[start STORED RECORDS]

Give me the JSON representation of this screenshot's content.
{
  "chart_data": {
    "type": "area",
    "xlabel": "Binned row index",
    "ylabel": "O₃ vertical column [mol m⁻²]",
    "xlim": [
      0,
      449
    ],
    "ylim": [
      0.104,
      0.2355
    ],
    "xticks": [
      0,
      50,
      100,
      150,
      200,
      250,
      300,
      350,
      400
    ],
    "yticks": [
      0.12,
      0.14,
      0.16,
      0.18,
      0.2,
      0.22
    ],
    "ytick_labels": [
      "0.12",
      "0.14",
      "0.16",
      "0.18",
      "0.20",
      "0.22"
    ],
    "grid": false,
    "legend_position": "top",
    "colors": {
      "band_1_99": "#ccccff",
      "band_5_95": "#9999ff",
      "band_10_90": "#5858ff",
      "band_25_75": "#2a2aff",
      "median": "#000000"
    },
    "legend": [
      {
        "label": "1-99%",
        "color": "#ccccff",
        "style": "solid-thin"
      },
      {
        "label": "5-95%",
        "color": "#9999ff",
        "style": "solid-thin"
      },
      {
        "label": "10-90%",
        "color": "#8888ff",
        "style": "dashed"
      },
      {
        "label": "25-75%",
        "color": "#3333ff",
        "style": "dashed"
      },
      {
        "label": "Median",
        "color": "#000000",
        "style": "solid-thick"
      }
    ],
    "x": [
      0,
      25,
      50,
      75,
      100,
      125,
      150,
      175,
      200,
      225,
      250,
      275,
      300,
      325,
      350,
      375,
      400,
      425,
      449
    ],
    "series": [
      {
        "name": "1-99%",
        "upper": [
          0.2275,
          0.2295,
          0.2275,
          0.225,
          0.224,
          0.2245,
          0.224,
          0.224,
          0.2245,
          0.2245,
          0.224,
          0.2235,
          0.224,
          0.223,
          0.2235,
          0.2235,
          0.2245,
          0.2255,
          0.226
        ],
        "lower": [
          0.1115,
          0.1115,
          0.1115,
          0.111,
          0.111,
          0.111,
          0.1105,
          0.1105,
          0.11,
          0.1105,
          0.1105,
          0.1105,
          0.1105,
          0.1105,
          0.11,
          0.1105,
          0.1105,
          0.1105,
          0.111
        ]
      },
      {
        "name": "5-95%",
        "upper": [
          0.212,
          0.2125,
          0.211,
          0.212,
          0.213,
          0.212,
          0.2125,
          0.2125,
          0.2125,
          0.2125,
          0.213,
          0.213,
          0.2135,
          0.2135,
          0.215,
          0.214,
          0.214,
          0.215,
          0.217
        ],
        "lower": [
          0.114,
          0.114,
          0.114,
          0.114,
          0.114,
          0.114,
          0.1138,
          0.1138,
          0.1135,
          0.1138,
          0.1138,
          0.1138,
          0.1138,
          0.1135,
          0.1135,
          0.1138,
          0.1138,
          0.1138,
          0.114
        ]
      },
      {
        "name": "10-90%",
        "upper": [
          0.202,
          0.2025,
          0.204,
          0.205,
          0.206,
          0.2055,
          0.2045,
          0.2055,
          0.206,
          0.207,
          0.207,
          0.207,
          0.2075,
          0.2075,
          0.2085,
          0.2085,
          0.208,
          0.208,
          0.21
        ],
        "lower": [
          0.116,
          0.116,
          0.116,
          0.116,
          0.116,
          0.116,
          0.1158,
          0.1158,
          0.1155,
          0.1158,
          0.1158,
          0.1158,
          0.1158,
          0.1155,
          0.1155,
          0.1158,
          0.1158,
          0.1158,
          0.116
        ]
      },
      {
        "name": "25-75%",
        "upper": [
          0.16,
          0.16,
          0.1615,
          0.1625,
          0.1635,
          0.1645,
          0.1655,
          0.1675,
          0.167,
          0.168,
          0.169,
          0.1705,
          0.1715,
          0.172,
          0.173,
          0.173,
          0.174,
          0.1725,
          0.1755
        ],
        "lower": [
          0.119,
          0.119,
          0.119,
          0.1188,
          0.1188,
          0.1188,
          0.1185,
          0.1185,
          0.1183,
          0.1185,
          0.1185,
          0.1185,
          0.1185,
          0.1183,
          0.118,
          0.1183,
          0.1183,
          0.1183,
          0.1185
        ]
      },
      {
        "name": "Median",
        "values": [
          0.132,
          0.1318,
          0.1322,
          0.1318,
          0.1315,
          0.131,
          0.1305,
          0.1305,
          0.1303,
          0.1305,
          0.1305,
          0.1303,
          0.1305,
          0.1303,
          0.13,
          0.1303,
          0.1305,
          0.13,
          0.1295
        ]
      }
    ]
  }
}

[end STORED RECORDS]

- AIM OF THE EXERCISE
Every line above should be written out again exactly as it stands.

- EXERCISE OUTPUT
Give me the JSON representation of this screenshot's content.
{
  "chart_data": {
    "type": "area",
    "xlabel": "Binned row index",
    "ylabel": "O₃ vertical column [mol m⁻²]",
    "xlim": [
      0,
      449
    ],
    "ylim": [
      0.104,
      0.2355
    ],
    "xticks": [
      0,
      50,
      100,
      150,
      200,
      250,
      300,
      350,
      400
    ],
    "yticks": [
      0.12,
      0.14,
      0.16,
      0.18,
      0.2,
      0.22
    ],
    "ytick_labels": [
      "0.12",
      "0.14",
      "0.16",
      "0.18",
      "0.20",
      "0.22"
    ],
    "grid": false,
    "legend_position": "top",
    "colors": {
      "band_1_99": "#ccccff",
      "band_5_95": "#9999ff",
      "band_10_90": "#5858ff",
      "band_25_75": "#2a2aff",
      "median": "#000000"
    },
    "legend": [
      {
        "label": "1-99%",
        "color": "#ccccff",
        "style": "solid-thin"
      },
      {
        "label": "5-95%",
        "color": "#9999ff",
        "style": "solid-thin"
      },
      {
        "label": "10-90%",
        "color": "#8888ff",
        "style": "dashed"
      },
      {
        "label": "25-75%",
        "color": "#3333ff",
        "style": "dashed"
      },
      {
        "label": "Median",
        "color": "#000000",
        "style": "solid-thick"
      }
    ],
    "x": [
      0,
      25,
      50,
      75,
      100,
      125,
      150,
      175,
      200,
      225,
      250,
      275,
      300,
      325,
      350,
      375,
      400,
      425,
      449
    ],
    "series": [
      {
        "name": "1-99%",
        "upper": [
          0.2275,
          0.2295,
          0.2275,
          0.225,
          0.224,
          0.2245,
          0.224,
          0.224,
          0.2245,
          0.2245,
          0.224,
          0.2235,
          0.224,
          0.223,
          0.2235,
          0.2235,
          0.2245,
          0.2255,
          0.226
        ],
        "lower": [
          0.1115,
          0.1115,
          0.1115,
          0.111,
          0.111,
          0.111,
          0.1105,
          0.1105,
          0.11,
          0.1105,
          0.1105,
          0.1105,
          0.1105,
          0.1105,
          0.11,
          0.1105,
          0.1105,
          0.1105,
          0.111
        ]
      },
      {
        "name": "5-95%",
        "upper": [
          0.212,
          0.2125,
          0.211,
          0.212,
          0.213,
          0.212,
          0.2125,
          0.2125,
          0.2125,
          0.2125,
          0.213,
          0.213,
          0.2135,
          0.2135,
          0.215,
          0.214,
          0.214,
          0.215,
          0.217
        ],
        "lower": [
          0.114,
          0.114,
          0.114,
          0.114,
          0.114,
          0.114,
          0.1138,
          0.1138,
          0.1135,
          0.1138,
          0.1138,
          0.1138,
          0.1138,
          0.1135,
          0.1135,
          0.1138,
          0.1138,
          0.1138,
          0.114
        ]
      },
      {
        "name": "10-90%",
        "upper": [
          0.202,
          0.2025,
          0.204,
          0.205,
          0.206,
          0.2055,
          0.2045,
          0.2055,
          0.206,
          0.207,
          0.207,
          0.207,
          0.2075,
          0.2075,
          0.2085,
          0.2085,
          0.208,
          0.208,
          0.21
        ],
        "lower": [
          0.116,
          0.116,
          0.116,
          0.116,
          0.116,
          0.116,
          0.1158,
          0.1158,
          0.1155,
          0.1158,
          0.1158,
          0.1158,
          0.1158,
          0.1155,
          0.1155,
          0.1158,
          0.1158,
          0.1158,
          0.116
        ]
      },
      {
        "name": "25-75%",
        "upper": [
          0.16,
          0.16,
          0.1615,
          0.1625,
          0.1635,
          0.1645,
          0.1655,
          0.1675,
          0.167,
          0.168,
          0.169,
          0.1705,
          0.1715,
          0.172,
          0.173,
          0.173,
          0.174,
          0.1725,
          0.1755
        ],
        "lower": [
          0.119,
          0.119,
          0.119,
          0.1188,
          0.1188,
          0.1188,
          0.1185,
          0.1185,
          0.1183,
          0.1185,
          0.1185,
          0.1185,
          0.1185,
          0.1183,
          0.118,
          0.1183,
          0.1183,
          0.1183,
          0.1185
        ]
      },
      {
        "name": "Median",
        "values": [
          0.132,
          0.1318,
          0.1322,
          0.1318,
          0.1315,
          0.131,
          0.1305,
          0.1305,
          0.1303,
          0.1305,
          0.1305,
          0.1303,
          0.1305,
          0.1303,
          0.13,
          0.1303,
          0.1305,
          0.13,
          0.1295
        ]
      }
    ]
  }
}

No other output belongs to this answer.